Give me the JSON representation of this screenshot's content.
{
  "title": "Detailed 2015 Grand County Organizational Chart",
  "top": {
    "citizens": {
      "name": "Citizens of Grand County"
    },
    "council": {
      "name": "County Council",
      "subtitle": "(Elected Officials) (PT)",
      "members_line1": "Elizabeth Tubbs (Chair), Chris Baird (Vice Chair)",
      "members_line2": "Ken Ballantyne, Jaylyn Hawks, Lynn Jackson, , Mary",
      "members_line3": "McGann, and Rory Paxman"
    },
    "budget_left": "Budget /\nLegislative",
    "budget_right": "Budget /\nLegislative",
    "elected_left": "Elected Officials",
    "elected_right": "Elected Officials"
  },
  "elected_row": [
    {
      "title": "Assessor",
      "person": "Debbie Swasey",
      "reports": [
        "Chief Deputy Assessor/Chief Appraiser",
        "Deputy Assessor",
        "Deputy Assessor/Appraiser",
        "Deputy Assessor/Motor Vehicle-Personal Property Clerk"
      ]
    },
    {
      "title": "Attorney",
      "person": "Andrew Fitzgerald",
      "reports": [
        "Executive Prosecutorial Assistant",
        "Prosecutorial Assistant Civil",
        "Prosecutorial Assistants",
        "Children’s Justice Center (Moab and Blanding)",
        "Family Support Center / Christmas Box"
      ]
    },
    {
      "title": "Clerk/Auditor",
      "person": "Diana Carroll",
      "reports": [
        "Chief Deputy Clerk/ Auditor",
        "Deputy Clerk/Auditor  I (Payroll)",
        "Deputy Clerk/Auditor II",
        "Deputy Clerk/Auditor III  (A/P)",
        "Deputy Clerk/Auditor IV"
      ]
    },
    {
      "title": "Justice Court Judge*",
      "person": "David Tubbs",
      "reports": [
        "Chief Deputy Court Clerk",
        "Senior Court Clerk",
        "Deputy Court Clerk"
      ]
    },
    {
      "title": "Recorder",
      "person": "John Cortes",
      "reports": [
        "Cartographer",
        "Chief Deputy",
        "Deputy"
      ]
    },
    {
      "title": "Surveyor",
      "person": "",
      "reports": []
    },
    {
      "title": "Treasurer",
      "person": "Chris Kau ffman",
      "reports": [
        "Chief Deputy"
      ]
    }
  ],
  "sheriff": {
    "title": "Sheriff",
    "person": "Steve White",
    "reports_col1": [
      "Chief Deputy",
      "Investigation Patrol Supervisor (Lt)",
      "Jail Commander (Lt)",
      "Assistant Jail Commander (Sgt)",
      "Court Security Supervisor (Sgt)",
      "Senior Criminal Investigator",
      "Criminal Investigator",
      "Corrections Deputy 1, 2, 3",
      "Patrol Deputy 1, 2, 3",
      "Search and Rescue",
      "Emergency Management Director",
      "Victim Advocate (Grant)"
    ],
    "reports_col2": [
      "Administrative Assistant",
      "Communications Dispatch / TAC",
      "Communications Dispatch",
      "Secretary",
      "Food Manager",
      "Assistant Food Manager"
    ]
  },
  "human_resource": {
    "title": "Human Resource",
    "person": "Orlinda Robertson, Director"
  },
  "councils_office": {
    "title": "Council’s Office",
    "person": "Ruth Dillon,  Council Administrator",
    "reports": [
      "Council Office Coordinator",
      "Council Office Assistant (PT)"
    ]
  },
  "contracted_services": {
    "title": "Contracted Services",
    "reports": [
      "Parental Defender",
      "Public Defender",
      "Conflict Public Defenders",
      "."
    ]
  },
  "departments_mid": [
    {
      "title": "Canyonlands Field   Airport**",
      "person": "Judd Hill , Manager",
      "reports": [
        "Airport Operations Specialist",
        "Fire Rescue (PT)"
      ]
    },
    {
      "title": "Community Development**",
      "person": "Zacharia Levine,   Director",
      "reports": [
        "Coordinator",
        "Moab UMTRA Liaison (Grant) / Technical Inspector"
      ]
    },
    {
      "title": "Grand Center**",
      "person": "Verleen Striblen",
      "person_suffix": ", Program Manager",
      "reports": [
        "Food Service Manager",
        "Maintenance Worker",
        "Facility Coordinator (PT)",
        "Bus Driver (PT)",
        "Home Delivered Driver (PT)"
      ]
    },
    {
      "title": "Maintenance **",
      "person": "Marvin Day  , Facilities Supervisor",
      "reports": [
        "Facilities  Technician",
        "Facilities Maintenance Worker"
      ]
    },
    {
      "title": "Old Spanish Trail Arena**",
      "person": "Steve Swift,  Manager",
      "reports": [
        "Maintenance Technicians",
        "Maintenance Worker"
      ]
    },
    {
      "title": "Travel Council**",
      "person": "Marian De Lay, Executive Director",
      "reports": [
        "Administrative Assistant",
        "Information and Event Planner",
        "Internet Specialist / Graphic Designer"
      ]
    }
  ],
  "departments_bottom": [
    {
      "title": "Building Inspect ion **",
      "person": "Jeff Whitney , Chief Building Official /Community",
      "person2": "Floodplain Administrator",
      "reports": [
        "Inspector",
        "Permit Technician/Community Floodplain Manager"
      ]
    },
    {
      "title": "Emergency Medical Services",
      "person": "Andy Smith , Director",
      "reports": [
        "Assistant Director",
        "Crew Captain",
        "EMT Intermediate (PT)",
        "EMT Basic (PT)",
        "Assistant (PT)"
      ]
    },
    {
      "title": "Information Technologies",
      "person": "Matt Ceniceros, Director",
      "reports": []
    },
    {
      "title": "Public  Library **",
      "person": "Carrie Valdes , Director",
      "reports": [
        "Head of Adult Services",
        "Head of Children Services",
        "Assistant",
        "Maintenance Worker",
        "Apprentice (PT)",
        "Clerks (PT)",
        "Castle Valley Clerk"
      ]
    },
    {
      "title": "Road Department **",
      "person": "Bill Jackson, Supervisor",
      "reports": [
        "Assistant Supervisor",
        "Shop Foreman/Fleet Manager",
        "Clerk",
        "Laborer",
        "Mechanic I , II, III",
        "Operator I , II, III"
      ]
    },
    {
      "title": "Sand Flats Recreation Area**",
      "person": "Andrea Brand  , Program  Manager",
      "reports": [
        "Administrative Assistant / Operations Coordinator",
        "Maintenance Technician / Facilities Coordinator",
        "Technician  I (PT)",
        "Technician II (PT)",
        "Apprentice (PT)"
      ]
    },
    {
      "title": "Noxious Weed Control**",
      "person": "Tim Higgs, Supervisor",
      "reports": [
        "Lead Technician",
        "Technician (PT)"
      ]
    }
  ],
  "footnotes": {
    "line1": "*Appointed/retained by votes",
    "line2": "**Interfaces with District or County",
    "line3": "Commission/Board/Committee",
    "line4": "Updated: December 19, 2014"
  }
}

######

Print the listing above in full, exactly as it is.

● **Complete output**
Give me the JSON representation of this screenshot's content.
{
  "title": "Detailed 2015 Grand County Organizational Chart",
  "top": {
    "citizens": {
      "name": "Citizens of Grand County"
    },
    "council": {
      "name": "County Council",
      "subtitle": "(Elected Officials) (PT)",
      "members_line1": "Elizabeth Tubbs (Chair), Chris Baird (Vice Chair)",
      "members_line2": "Ken Ballantyne, Jaylyn Hawks, Lynn Jackson, , Mary",
      "members_line3": "McGann, and Rory Paxman"
    },
    "budget_left": "Budget /\nLegislative",
    "budget_right": "Budget /\nLegislative",
    "elected_left": "Elected Officials",
    "elected_right": "Elected Officials"
  },
  "elected_row": [
    {
      "title": "Assessor",
      "person": "Debbie Swasey",
      "reports": [
        "Chief Deputy Assessor/Chief Appraiser",
        "Deputy Assessor",
        "Deputy Assessor/Appraiser",
        "Deputy Assessor/Motor Vehicle-Personal Property Clerk"
      ]
    },
    {
      "title": "Attorney",
      "person": "Andrew Fitzgerald",
      "reports": [
        "Executive Prosecutorial Assistant",
        "Prosecutorial Assistant Civil",
        "Prosecutorial Assistants",
        "Children’s Justice Center (Moab and Blanding)",
        "Family Support Center / Christmas Box"
      ]
    },
    {
      "title": "Clerk/Auditor",
      "person": "Diana Carroll",
      "reports": [
        "Chief Deputy Clerk/ Auditor",
        "Deputy Clerk/Auditor  I (Payroll)",
        "Deputy Clerk/Auditor II",
        "Deputy Clerk/Auditor III  (A/P)",
        "Deputy Clerk/Auditor IV"
      ]
    },
    {
      "title": "Justice Court Judge*",
      "person": "David Tubbs",
      "reports": [
        "Chief Deputy Court Clerk",
        "Senior Court Clerk",
        "Deputy Court Clerk"
      ]
    },
    {
      "title": "Recorder",
      "person": "John Cortes",
      "reports": [
        "Cartographer",
        "Chief Deputy",
        "Deputy"
      ]
    },
    {
      "title": "Surveyor",
      "person": "",
      "reports": []
    },
    {
      "title": "Treasurer",
      "person": "Chris Kau ffman",
      "reports": [
        "Chief Deputy"
      ]
    }
  ],
  "sheriff": {
    "title": "Sheriff",
    "person": "Steve White",
    "reports_col1": [
      "Chief Deputy",
      "Investigation Patrol Supervisor (Lt)",
      "Jail Commander (Lt)",
      "Assistant Jail Commander (Sgt)",
      "Court Security Supervisor (Sgt)",
      "Senior Criminal Investigator",
      "Criminal Investigator",
      "Corrections Deputy 1, 2, 3",
      "Patrol Deputy 1, 2, 3",
      "Search and Rescue",
      "Emergency Management Director",
      "Victim Advocate (Grant)"
    ],
    "reports_col2": [
      "Administrative Assistant",
      "Communications Dispatch / TAC",
      "Communications Dispatch",
      "Secretary",
      "Food Manager",
      "Assistant Food Manager"
    ]
  },
  "human_resource": {
    "title": "Human Resource",
    "person": "Orlinda Robertson, Director"
  },
  "councils_office": {
    "title": "Council’s Office",
    "person": "Ruth Dillon,  Council Administrator",
    "reports": [
      "Council Office Coordinator",
      "Council Office Assistant (PT)"
    ]
  },
  "contracted_services": {
    "title": "Contracted Services",
    "reports": [
      "Parental Defender",
      "Public Defender",
      "Conflict Public Defenders",
      "."
    ]
  },
  "departments_mid": [
    {
      "title": "Canyonlands Field   Airport**",
      "person": "Judd Hill , Manager",
      "reports": [
        "Airport Operations Specialist",
        "Fire Rescue (PT)"
      ]
    },
    {
      "title": "Community Development**",
      "person": "Zacharia Levine,   Director",
      "reports": [
        "Coordinator",
        "Moab UMTRA Liaison (Grant) / Technical Inspector"
      ]
    },
    {
      "title": "Grand Center**",
      "person": "Verleen Striblen",
      "person_suffix": ", Program Manager",
      "reports": [
        "Food Service Manager",
        "Maintenance Worker",
        "Facility Coordinator (PT)",
        "Bus Driver (PT)",
        "Home Delivered Driver (PT)"
      ]
    },
    {
      "title": "Maintenance **",
      "person": "Marvin Day  , Facilities Supervisor",
      "reports": [
        "Facilities  Technician",
        "Facilities Maintenance Worker"
      ]
    },
    {
      "title": "Old Spanish Trail Arena**",
      "person": "Steve Swift,  Manager",
      "reports": [
        "Maintenance Technicians",
        "Maintenance Worker"
      ]
    },
    {
      "title": "Travel Council**",
      "person": "Marian De Lay, Executive Director",
      "reports": [
        "Administrative Assistant",
        "Information and Event Planner",
        "Internet Specialist / Graphic Designer"
      ]
    }
  ],
  "departments_bottom": [
    {
      "title": "Building Inspect ion **",
      "person": "Jeff Whitney , Chief Building Official /Community",
      "person2": "Floodplain Administrator",
      "reports": [
        "Inspector",
        "Permit Technician/Community Floodplain Manager"
      ]
    },
    {
      "title": "Emergency Medical Services",
      "person": "Andy Smith , Director",
      "reports": [
        "Assistant Director",
        "Crew Captain",
        "EMT Intermediate (PT)",
        "EMT Basic (PT)",
        "Assistant (PT)"
      ]
    },
    {
      "title": "Information Technologies",
      "person": "Matt Ceniceros, Director",
      "reports": []
    },
    {
      "title": "Public  Library **",
      "person": "Carrie Valdes , Director",
      "reports": [
        "Head of Adult Services",
        "Head of Children Services",
        "Assistant",
        "Maintenance Worker",
        "Apprentice (PT)",
        "Clerks (PT)",
        "Castle Valley Clerk"
      ]
    },
    {
      "title": "Road Department **",
      "person": "Bill Jackson, Supervisor",
      "reports": [
        "Assistant Supervisor",
        "Shop Foreman/Fleet Manager",
        "Clerk",
        "Laborer",
        "Mechanic I , II, III",
        "Operator I , II, III"
      ]
    },
    {
      "title": "Sand Flats Recreation Area**",
      "person": "Andrea Brand  , Program  Manager",
      "reports": [
        "Administrative Assistant / Operations Coordinator",
        "Maintenance Technician / Facilities Coordinator",
        "Technician  I (PT)",
        "Technician II (PT)",
        "Apprentice (PT)"
      ]
    },
    {
      "title": "Noxious Weed Control**",
      "person": "Tim Higgs, Supervisor",
      "reports": [
        "Lead Technician",
        "Technician (PT)"
      ]
    }
  ],
  "footnotes": {
    "line1": "*Appointed/retained by votes",
    "line2": "**Interfaces with District or County",
    "line3": "Commission/Board/Committee",
    "line4": "Updated: December 19, 2014"
  }
}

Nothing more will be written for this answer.